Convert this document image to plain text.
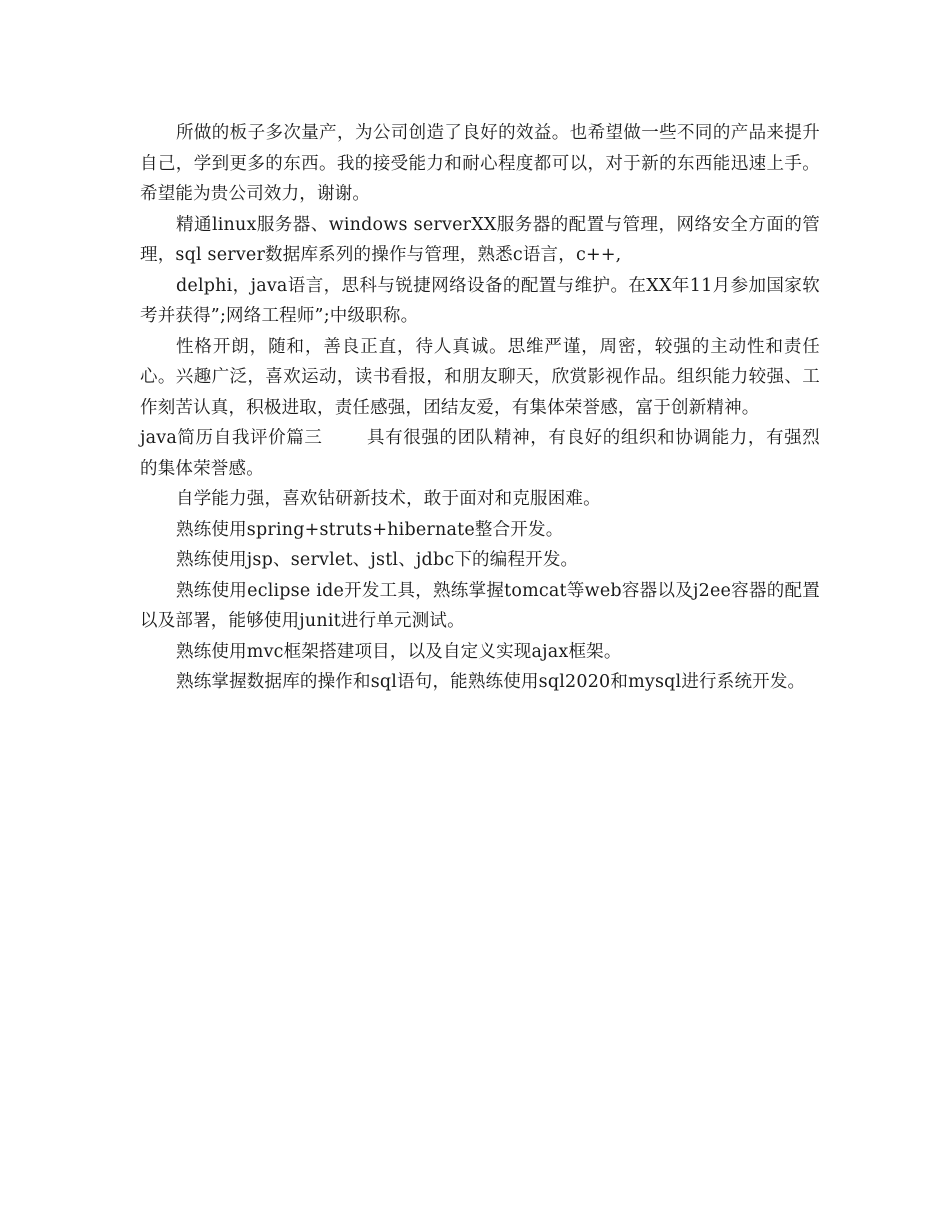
所做的板子多次量产，为公司创造了良好的效益。也希望做一些不同的产品来提升自己，学到更多的东西。我的接受能力和耐心程度都可以，对于新的东西能迅速上手。希望能为贵公司效力，谢谢。

精通linux服务器、windows serverXX服务器的配置与管理，网络安全方面的管理，sql server数据库系列的操作与管理，熟悉c语言，c++,

delphi，java语言，思科与锐捷网络设备的配置与维护。在XX年11月参加国家软考并获得”;网络工程师”;中级职称。

性格开朗，随和，善良正直，待人真诚。思维严谨，周密，较强的主动性和责任心。兴趣广泛，喜欢运动，读书看报，和朋友聊天，欣赏影视作品。组织能力较强、工作刻苦认真，积极进取，责任感强，团结友爱，有集体荣誉感，富于创新精神。

java简历自我评价篇三	具有很强的团队精神，有良好的组织和协调能力，有强烈的集体荣誉感。

自学能力强，喜欢钻研新技术，敢于面对和克服困难。

熟练使用spring+struts+hibernate整合开发。

熟练使用jsp、servlet、jstl、jdbc下的编程开发。

熟练使用eclipse ide开发工具，熟练掌握tomcat等web容器以及j2ee容器的配置以及部署，能够使用junit进行单元测试。

熟练使用mvc框架搭建项目，以及自定义实现ajax框架。

熟练掌握数据库的操作和sql语句，能熟练使用sql2020和mysql进行系统开发。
################
| Brief |
Will you restate every entry word for word and omit the images?

| Solution for this problem |
Convert this document image to plain text.
所做的板子多次量产，为公司创造了良好的效益。也希望做一些不同的产品来提升自己，学到更多的东西。我的接受能力和耐心程度都可以，对于新的东西能迅速上手。希望能为贵公司效力，谢谢。

精通linux服务器、windows serverXX服务器的配置与管理，网络安全方面的管理，sql server数据库系列的操作与管理，熟悉c语言，c++,

delphi，java语言，思科与锐捷网络设备的配置与维护。在XX年11月参加国家软考并获得”;网络工程师”;中级职称。

性格开朗，随和，善良正直，待人真诚。思维严谨，周密，较强的主动性和责任心。兴趣广泛，喜欢运动，读书看报，和朋友聊天，欣赏影视作品。组织能力较强、工作刻苦认真，积极进取，责任感强，团结友爱，有集体荣誉感，富于创新精神。

java简历自我评价篇三	具有很强的团队精神，有良好的组织和协调能力，有强烈的集体荣誉感。

自学能力强，喜欢钻研新技术，敢于面对和克服困难。

熟练使用spring+struts+hibernate整合开发。

熟练使用jsp、servlet、jstl、jdbc下的编程开发。

熟练使用eclipse ide开发工具，熟练掌握tomcat等web容器以及j2ee容器的配置以及部署，能够使用junit进行单元测试。

熟练使用mvc框架搭建项目，以及自定义实现ajax框架。

熟练掌握数据库的操作和sql语句，能熟练使用sql2020和mysql进行系统开发。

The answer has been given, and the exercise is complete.